··· THE INPUT

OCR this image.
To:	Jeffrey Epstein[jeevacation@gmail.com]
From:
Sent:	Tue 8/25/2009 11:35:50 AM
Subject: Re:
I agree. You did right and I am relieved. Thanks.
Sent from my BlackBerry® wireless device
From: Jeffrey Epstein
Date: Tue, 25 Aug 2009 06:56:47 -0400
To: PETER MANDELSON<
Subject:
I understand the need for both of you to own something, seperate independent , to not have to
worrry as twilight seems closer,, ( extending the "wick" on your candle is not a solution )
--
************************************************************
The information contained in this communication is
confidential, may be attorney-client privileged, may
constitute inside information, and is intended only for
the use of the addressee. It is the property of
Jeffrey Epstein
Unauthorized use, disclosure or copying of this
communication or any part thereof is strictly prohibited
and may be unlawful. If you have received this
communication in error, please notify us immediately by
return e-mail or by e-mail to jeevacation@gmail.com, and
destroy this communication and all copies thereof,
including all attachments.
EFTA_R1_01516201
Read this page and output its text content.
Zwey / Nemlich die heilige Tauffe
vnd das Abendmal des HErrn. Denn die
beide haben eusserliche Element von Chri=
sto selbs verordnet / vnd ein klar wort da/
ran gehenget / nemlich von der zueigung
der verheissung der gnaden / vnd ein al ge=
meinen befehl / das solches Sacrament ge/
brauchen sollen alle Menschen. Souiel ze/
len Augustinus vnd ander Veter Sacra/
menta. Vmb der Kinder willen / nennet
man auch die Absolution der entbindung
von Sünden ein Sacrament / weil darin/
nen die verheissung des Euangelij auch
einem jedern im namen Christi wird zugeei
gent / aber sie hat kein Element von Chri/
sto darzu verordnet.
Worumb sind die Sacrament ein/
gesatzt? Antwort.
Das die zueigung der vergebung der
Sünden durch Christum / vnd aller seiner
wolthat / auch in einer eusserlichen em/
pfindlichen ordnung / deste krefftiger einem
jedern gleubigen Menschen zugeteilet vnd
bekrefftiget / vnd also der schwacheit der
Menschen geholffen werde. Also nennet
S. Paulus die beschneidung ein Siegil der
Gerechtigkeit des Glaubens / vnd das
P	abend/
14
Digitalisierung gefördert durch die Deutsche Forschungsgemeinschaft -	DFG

······

_WHAT IS NEEDED_
Please quote the data above in full, with no line missing.

_EXERCISE OUTPUT_
OCR this image.
To:	Jeffrey Epstein[jeevacation@gmail.com]
From:
Sent:	Tue 8/25/2009 11:35:50 AM
Subject: Re:
I agree. You did right and I am relieved. Thanks.
Sent from my BlackBerry® wireless device
From: Jeffrey Epstein
Date: Tue, 25 Aug 2009 06:56:47 -0400
To: PETER MANDELSON<
Subject:
I understand the need for both of you to own something, seperate independent , to not have to
worrry as twilight seems closer,, ( extending the "wick" on your candle is not a solution )
--
************************************************************
The information contained in this communication is
confidential, may be attorney-client privileged, may
constitute inside information, and is intended only for
the use of the addressee. It is the property of
Jeffrey Epstein
Unauthorized use, disclosure or copying of this
communication or any part thereof is strictly prohibited
and may be unlawful. If you have received this
communication in error, please notify us immediately by
return e-mail or by e-mail to jeevacation@gmail.com, and
destroy this communication and all copies thereof,
including all attachments.
EFTA_R1_01516201
Read this page and output its text content.
Zwey / Nemlich die heilige Tauffe
vnd das Abendmal des HErrn. Denn die
beide haben eusserliche Element von Chri=
sto selbs verordnet / vnd ein klar wort da/
ran gehenget / nemlich von der zueigung
der verheissung der gnaden / vnd ein al ge=
meinen befehl / das solches Sacrament ge/
brauchen sollen alle Menschen. Souiel ze/
len Augustinus vnd ander Veter Sacra/
menta. Vmb der Kinder willen / nennet
man auch die Absolution der entbindung
von Sünden ein Sacrament / weil darin/
nen die verheissung des Euangelij auch
einem jedern im namen Christi wird zugeei
gent / aber sie hat kein Element von Chri/
sto darzu verordnet.
Worumb sind die Sacrament ein/
gesatzt? Antwort.
Das die zueigung der vergebung der
Sünden durch Christum / vnd aller seiner
wolthat / auch in einer eusserlichen em/
pfindlichen ordnung / deste krefftiger einem
jedern gleubigen Menschen zugeteilet vnd
bekrefftiget / vnd also der schwacheit der
Menschen geholffen werde. Also nennet
S. Paulus die beschneidung ein Siegil der
Gerechtigkeit des Glaubens / vnd das
P	abend/
14
Digitalisierung gefördert durch die Deutsche Forschungsgemeinschaft -	DFG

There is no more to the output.